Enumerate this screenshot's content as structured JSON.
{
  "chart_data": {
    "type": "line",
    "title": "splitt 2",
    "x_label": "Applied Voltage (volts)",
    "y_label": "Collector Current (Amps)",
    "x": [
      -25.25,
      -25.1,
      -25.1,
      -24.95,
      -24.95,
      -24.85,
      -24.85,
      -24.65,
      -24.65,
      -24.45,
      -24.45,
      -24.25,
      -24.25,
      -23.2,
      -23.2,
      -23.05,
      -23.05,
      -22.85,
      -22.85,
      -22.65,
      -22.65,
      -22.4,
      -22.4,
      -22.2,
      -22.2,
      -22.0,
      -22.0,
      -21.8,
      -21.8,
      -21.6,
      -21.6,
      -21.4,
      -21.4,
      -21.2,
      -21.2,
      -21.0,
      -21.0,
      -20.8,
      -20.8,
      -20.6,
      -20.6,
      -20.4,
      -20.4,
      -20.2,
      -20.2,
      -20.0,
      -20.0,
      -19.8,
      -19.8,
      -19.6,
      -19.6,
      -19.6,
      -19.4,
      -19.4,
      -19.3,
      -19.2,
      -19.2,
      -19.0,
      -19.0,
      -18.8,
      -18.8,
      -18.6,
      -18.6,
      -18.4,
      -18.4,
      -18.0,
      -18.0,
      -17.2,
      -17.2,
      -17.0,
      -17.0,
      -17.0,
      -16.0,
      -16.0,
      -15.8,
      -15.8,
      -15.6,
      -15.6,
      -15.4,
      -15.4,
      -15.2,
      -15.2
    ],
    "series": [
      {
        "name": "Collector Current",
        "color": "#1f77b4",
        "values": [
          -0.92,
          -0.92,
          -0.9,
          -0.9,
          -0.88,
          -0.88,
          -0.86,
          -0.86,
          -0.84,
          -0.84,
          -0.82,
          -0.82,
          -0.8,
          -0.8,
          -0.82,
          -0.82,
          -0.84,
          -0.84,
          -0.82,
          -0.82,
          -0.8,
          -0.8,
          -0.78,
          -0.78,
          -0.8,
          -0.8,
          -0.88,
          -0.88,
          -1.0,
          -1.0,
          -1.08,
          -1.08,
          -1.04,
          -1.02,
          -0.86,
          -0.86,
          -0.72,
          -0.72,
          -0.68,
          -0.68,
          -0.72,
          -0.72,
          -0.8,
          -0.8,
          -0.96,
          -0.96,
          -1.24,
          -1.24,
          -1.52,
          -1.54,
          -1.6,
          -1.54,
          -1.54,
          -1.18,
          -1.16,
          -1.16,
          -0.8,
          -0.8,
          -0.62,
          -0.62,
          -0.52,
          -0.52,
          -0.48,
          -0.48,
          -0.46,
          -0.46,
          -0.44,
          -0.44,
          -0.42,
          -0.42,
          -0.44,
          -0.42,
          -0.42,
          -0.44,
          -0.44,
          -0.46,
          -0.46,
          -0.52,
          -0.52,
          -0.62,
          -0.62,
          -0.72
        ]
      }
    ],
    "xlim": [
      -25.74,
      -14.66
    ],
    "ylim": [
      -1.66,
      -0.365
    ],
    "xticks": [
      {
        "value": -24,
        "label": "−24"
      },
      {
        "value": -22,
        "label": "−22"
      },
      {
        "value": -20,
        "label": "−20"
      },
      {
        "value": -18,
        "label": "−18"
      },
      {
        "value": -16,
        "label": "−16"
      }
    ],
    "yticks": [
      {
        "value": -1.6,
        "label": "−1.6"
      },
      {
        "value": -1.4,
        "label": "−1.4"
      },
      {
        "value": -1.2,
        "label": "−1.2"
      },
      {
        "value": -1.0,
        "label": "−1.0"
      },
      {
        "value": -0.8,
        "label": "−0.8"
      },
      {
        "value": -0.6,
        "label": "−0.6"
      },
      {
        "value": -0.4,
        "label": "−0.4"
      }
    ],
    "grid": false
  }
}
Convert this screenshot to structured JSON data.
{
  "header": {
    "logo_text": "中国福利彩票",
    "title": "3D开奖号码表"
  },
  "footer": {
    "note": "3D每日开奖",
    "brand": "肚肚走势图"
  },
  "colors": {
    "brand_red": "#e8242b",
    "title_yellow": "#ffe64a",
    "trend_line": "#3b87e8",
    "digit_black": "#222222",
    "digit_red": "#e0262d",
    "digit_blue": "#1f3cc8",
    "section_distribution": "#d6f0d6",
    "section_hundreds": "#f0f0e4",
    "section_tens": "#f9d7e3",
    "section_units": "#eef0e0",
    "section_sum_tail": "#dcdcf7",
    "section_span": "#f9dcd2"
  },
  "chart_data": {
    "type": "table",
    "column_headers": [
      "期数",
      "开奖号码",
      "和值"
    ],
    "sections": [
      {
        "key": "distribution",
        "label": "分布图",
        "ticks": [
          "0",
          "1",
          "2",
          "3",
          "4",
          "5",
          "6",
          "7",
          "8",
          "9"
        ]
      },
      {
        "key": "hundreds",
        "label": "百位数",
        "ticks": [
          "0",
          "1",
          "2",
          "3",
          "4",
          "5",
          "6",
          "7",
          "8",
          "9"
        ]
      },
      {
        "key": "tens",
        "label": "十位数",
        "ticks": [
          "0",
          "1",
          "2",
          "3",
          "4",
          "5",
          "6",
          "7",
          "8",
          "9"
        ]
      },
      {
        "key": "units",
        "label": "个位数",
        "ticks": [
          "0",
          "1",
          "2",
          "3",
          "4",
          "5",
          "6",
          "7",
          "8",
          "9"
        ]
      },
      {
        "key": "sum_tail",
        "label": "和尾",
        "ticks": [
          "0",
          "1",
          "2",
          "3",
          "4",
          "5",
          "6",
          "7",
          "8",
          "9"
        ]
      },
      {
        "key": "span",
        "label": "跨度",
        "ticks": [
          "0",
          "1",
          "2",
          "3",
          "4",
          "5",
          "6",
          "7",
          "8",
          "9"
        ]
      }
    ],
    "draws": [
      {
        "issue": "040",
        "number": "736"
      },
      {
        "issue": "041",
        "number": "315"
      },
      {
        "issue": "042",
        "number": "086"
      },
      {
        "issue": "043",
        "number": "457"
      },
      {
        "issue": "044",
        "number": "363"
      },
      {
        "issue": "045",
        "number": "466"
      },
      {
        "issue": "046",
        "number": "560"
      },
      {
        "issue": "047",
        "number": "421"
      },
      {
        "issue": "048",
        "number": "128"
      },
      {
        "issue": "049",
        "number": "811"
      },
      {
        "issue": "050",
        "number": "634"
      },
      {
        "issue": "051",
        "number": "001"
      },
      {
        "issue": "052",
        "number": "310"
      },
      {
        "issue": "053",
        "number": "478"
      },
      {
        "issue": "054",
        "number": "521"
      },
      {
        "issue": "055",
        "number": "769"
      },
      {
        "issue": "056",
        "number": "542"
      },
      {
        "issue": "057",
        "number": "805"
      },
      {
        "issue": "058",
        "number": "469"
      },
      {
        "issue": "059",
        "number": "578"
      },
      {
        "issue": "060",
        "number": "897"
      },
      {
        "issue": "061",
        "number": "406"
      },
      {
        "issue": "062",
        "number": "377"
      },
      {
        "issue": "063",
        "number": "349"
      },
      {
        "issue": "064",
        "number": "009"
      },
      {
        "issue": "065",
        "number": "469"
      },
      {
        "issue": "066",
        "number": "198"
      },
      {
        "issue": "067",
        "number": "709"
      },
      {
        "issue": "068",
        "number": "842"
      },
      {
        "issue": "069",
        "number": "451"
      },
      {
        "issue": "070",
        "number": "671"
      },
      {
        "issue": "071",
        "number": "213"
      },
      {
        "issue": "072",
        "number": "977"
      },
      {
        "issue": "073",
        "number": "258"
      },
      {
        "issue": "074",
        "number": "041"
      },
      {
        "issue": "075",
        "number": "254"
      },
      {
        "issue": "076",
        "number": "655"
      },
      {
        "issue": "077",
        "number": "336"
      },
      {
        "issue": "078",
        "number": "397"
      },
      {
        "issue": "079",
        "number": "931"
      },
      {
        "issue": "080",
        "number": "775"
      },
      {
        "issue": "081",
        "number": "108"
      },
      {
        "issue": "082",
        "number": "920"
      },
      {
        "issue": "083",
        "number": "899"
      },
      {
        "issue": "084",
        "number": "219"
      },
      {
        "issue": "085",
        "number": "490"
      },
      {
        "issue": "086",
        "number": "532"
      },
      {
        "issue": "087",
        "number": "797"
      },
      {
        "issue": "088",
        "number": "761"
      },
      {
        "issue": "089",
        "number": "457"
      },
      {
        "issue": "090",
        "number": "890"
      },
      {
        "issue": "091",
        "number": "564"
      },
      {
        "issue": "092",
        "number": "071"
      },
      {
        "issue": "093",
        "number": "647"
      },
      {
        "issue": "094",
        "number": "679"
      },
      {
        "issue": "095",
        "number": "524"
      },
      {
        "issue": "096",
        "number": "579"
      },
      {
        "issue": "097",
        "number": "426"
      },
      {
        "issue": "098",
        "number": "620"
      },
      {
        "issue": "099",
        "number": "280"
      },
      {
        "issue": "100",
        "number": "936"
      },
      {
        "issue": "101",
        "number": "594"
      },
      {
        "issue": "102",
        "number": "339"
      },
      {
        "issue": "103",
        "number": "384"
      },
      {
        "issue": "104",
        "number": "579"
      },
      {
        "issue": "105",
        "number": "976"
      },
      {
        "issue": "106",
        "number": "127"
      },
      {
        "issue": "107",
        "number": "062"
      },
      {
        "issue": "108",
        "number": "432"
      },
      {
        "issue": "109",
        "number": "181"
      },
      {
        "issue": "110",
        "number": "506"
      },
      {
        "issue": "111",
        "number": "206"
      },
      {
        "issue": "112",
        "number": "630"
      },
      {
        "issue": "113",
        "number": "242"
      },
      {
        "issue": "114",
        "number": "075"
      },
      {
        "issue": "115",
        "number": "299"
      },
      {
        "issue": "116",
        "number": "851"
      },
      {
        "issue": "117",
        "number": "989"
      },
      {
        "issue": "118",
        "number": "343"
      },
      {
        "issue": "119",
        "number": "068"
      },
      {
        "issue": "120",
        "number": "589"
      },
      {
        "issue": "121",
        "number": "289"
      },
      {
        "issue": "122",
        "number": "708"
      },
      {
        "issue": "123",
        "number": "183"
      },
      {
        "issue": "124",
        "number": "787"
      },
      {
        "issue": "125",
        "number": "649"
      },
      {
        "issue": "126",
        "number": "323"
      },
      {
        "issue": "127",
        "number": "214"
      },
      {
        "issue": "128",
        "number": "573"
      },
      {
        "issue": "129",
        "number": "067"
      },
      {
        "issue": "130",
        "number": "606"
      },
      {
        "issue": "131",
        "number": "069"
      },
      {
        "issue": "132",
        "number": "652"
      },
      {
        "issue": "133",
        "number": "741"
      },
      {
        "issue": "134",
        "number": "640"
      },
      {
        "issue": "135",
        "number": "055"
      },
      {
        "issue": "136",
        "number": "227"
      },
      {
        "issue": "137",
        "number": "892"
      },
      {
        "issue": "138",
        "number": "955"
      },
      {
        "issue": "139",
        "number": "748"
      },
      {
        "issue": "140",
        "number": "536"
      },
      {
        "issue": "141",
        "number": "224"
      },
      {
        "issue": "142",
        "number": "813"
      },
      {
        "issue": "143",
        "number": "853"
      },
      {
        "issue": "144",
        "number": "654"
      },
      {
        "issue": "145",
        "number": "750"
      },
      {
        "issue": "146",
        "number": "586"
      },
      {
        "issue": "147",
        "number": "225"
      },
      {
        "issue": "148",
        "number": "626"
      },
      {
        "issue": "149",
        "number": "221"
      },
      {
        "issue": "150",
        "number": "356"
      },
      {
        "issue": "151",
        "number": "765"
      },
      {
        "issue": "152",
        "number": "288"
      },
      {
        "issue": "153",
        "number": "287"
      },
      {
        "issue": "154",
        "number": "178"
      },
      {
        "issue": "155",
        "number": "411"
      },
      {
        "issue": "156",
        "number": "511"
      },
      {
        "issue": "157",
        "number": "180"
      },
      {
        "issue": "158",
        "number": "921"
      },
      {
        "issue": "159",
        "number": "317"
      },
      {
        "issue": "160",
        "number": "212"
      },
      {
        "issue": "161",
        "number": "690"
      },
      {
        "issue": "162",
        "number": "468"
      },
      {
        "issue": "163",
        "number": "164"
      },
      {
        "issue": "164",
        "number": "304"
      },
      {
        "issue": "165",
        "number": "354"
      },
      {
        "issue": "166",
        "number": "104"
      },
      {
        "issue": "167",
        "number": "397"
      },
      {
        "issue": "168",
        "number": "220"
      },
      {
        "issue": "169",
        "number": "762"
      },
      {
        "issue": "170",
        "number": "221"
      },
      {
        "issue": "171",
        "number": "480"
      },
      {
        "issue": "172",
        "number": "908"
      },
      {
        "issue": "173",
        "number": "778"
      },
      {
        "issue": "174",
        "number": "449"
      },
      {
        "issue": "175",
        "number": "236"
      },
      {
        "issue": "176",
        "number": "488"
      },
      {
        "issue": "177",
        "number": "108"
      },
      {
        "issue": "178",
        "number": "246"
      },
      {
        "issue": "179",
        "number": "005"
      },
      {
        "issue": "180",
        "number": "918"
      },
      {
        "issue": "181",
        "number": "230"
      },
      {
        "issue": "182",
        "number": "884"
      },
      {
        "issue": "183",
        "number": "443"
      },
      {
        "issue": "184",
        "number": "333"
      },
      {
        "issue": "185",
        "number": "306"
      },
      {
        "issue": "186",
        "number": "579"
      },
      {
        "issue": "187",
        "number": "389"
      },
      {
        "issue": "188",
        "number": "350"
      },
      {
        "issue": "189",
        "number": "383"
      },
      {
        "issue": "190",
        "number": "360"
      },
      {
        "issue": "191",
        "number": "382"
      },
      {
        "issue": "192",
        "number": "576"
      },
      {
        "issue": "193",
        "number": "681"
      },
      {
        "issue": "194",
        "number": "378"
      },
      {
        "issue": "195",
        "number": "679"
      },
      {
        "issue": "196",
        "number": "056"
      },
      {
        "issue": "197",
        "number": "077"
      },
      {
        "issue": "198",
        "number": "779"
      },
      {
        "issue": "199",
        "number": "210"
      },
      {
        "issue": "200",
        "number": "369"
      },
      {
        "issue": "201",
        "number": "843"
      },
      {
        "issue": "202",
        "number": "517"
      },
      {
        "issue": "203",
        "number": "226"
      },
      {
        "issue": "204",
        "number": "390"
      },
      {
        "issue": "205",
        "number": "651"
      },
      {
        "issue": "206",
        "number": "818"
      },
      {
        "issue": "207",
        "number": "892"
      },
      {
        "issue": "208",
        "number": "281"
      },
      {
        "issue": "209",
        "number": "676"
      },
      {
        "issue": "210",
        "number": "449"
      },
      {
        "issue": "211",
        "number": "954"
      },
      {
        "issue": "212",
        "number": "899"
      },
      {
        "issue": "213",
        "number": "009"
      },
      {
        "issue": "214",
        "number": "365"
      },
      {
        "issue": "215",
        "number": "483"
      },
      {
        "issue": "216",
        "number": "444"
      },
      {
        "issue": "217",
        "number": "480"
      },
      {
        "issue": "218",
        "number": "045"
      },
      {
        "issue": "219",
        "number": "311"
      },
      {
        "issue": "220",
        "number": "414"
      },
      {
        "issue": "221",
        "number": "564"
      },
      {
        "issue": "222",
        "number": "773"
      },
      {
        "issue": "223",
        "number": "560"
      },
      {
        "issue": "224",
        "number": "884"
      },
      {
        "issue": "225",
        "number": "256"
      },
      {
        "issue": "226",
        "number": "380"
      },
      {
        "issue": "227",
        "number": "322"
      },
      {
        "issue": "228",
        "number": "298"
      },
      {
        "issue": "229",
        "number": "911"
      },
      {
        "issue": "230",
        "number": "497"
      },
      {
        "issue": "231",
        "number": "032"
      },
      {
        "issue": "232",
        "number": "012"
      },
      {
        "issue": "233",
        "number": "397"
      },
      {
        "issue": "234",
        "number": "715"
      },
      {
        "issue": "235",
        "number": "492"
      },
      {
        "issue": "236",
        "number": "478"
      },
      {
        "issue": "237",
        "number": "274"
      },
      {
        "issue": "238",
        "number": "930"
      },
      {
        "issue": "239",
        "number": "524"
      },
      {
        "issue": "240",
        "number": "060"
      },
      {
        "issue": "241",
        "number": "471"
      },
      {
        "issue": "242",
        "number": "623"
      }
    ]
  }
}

★ ★ ★ ★ ★

**Task objective**
In the material above, find each line that contains the word "structured", and select it.

**The result**
Enumerate this screenshot's content as structured JSON.
Convert this screenshot to structured JSON data.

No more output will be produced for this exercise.